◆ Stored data

━━━━━━━━

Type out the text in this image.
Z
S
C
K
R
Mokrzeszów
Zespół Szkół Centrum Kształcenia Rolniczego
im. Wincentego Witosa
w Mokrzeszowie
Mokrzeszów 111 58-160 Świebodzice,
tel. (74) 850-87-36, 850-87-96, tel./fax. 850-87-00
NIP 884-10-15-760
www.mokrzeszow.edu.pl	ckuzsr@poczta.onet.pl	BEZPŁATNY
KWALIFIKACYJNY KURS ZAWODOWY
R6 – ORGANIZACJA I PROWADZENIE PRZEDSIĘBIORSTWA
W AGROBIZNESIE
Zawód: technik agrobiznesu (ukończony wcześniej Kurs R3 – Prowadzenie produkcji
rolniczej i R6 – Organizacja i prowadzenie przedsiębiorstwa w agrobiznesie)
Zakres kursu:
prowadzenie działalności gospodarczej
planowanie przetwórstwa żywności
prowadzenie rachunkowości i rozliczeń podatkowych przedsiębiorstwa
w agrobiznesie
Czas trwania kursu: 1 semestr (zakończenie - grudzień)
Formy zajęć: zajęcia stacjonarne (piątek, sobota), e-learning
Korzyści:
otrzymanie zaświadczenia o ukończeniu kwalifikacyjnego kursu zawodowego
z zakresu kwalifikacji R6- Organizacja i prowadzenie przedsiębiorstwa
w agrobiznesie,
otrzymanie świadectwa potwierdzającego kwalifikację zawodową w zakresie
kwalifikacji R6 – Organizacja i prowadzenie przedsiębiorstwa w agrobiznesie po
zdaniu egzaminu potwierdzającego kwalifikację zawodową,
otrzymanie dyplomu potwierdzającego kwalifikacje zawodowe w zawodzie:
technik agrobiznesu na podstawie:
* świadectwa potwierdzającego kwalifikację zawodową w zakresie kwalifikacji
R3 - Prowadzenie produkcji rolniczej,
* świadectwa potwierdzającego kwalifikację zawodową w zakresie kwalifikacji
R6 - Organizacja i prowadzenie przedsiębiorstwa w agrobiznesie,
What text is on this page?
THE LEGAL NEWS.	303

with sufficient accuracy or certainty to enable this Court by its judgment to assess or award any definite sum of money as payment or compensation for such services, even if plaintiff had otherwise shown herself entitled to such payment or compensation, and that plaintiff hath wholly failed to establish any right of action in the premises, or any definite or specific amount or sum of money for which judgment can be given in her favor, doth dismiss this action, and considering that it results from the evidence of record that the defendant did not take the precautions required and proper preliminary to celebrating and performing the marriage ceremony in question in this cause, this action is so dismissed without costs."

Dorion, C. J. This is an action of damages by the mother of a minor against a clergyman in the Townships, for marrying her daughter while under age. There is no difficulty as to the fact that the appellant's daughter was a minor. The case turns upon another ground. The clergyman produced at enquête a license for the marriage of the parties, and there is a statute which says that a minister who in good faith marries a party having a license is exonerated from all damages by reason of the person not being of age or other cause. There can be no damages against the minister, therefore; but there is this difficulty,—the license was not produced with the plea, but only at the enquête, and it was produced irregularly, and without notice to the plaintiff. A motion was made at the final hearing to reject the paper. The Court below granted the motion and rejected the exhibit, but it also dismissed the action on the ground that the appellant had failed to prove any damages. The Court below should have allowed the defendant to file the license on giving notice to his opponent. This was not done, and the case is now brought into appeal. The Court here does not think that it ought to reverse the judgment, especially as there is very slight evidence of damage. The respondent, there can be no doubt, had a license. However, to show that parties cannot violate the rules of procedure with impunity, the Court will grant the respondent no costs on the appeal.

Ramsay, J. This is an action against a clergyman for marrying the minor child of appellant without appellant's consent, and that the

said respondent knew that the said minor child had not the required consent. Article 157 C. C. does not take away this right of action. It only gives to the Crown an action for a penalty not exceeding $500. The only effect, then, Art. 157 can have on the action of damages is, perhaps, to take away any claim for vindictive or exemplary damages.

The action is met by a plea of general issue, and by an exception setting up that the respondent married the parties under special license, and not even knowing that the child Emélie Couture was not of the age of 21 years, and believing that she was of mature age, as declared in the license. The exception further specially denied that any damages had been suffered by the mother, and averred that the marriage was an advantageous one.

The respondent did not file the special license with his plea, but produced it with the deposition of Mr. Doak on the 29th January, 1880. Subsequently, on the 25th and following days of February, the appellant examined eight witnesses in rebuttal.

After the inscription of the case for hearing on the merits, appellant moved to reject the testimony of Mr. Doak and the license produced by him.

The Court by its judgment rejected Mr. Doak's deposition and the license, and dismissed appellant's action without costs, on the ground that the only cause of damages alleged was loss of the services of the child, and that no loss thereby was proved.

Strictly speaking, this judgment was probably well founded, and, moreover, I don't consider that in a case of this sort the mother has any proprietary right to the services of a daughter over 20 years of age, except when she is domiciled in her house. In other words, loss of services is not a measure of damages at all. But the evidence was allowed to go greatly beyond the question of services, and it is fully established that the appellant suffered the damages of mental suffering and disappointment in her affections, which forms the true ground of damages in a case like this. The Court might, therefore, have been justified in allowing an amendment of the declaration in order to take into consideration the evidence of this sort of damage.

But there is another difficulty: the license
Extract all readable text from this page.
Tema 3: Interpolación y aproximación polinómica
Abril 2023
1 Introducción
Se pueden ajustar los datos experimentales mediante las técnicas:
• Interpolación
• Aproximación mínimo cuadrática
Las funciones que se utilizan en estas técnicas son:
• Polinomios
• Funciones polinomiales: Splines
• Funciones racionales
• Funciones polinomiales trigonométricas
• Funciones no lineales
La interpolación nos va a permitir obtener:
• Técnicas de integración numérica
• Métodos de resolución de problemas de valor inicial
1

━━━━━━━━

◆ Prompt
Return the whole listing exactly, with every line included.

◆ Full solution
Type out the text in this image.
Z
S
C
K
R
Mokrzeszów
Zespół Szkół Centrum Kształcenia Rolniczego
im. Wincentego Witosa
w Mokrzeszowie
Mokrzeszów 111 58-160 Świebodzice,
tel. (74) 850-87-36, 850-87-96, tel./fax. 850-87-00
NIP 884-10-15-760
www.mokrzeszow.edu.pl	ckuzsr@poczta.onet.pl	BEZPŁATNY
KWALIFIKACYJNY KURS ZAWODOWY
R6 – ORGANIZACJA I PROWADZENIE PRZEDSIĘBIORSTWA
W AGROBIZNESIE
Zawód: technik agrobiznesu (ukończony wcześniej Kurs R3 – Prowadzenie produkcji
rolniczej i R6 – Organizacja i prowadzenie przedsiębiorstwa w agrobiznesie)
Zakres kursu:
prowadzenie działalności gospodarczej
planowanie przetwórstwa żywności
prowadzenie rachunkowości i rozliczeń podatkowych przedsiębiorstwa
w agrobiznesie
Czas trwania kursu: 1 semestr (zakończenie - grudzień)
Formy zajęć: zajęcia stacjonarne (piątek, sobota), e-learning
Korzyści:
otrzymanie zaświadczenia o ukończeniu kwalifikacyjnego kursu zawodowego
z zakresu kwalifikacji R6- Organizacja i prowadzenie przedsiębiorstwa
w agrobiznesie,
otrzymanie świadectwa potwierdzającego kwalifikację zawodową w zakresie
kwalifikacji R6 – Organizacja i prowadzenie przedsiębiorstwa w agrobiznesie po
zdaniu egzaminu potwierdzającego kwalifikację zawodową,
otrzymanie dyplomu potwierdzającego kwalifikacje zawodowe w zawodzie:
technik agrobiznesu na podstawie:
* świadectwa potwierdzającego kwalifikację zawodową w zakresie kwalifikacji
R3 - Prowadzenie produkcji rolniczej,
* świadectwa potwierdzającego kwalifikację zawodową w zakresie kwalifikacji
R6 - Organizacja i prowadzenie przedsiębiorstwa w agrobiznesie,
What text is on this page?
THE LEGAL NEWS.	303

with sufficient accuracy or certainty to enable this Court by its judgment to assess or award any definite sum of money as payment or compensation for such services, even if plaintiff had otherwise shown herself entitled to such payment or compensation, and that plaintiff hath wholly failed to establish any right of action in the premises, or any definite or specific amount or sum of money for which judgment can be given in her favor, doth dismiss this action, and considering that it results from the evidence of record that the defendant did not take the precautions required and proper preliminary to celebrating and performing the marriage ceremony in question in this cause, this action is so dismissed without costs."

Dorion, C. J. This is an action of damages by the mother of a minor against a clergyman in the Townships, for marrying her daughter while under age. There is no difficulty as to the fact that the appellant's daughter was a minor. The case turns upon another ground. The clergyman produced at enquête a license for the marriage of the parties, and there is a statute which says that a minister who in good faith marries a party having a license is exonerated from all damages by reason of the person not being of age or other cause. There can be no damages against the minister, therefore; but there is this difficulty,—the license was not produced with the plea, but only at the enquête, and it was produced irregularly, and without notice to the plaintiff. A motion was made at the final hearing to reject the paper. The Court below granted the motion and rejected the exhibit, but it also dismissed the action on the ground that the appellant had failed to prove any damages. The Court below should have allowed the defendant to file the license on giving notice to his opponent. This was not done, and the case is now brought into appeal. The Court here does not think that it ought to reverse the judgment, especially as there is very slight evidence of damage. The respondent, there can be no doubt, had a license. However, to show that parties cannot violate the rules of procedure with impunity, the Court will grant the respondent no costs on the appeal.

Ramsay, J. This is an action against a clergyman for marrying the minor child of appellant without appellant's consent, and that the

said respondent knew that the said minor child had not the required consent. Article 157 C. C. does not take away this right of action. It only gives to the Crown an action for a penalty not exceeding $500. The only effect, then, Art. 157 can have on the action of damages is, perhaps, to take away any claim for vindictive or exemplary damages.

The action is met by a plea of general issue, and by an exception setting up that the respondent married the parties under special license, and not even knowing that the child Emélie Couture was not of the age of 21 years, and believing that she was of mature age, as declared in the license. The exception further specially denied that any damages had been suffered by the mother, and averred that the marriage was an advantageous one.

The respondent did not file the special license with his plea, but produced it with the deposition of Mr. Doak on the 29th January, 1880. Subsequently, on the 25th and following days of February, the appellant examined eight witnesses in rebuttal.

After the inscription of the case for hearing on the merits, appellant moved to reject the testimony of Mr. Doak and the license produced by him.

The Court by its judgment rejected Mr. Doak's deposition and the license, and dismissed appellant's action without costs, on the ground that the only cause of damages alleged was loss of the services of the child, and that no loss thereby was proved.

Strictly speaking, this judgment was probably well founded, and, moreover, I don't consider that in a case of this sort the mother has any proprietary right to the services of a daughter over 20 years of age, except when she is domiciled in her house. In other words, loss of services is not a measure of damages at all. But the evidence was allowed to go greatly beyond the question of services, and it is fully established that the appellant suffered the damages of mental suffering and disappointment in her affections, which forms the true ground of damages in a case like this. The Court might, therefore, have been justified in allowing an amendment of the declaration in order to take into consideration the evidence of this sort of damage.

But there is another difficulty: the license
Extract all readable text from this page.
Tema 3: Interpolación y aproximación polinómica
Abril 2023
1 Introducción
Se pueden ajustar los datos experimentales mediante las técnicas:
• Interpolación
• Aproximación mínimo cuadrática
Las funciones que se utilizan en estas técnicas son:
• Polinomios
• Funciones polinomiales: Splines
• Funciones racionales
• Funciones polinomiales trigonométricas
• Funciones no lineales
La interpolación nos va a permitir obtener:
• Técnicas de integración numérica
• Métodos de resolución de problemas de valor inicial
1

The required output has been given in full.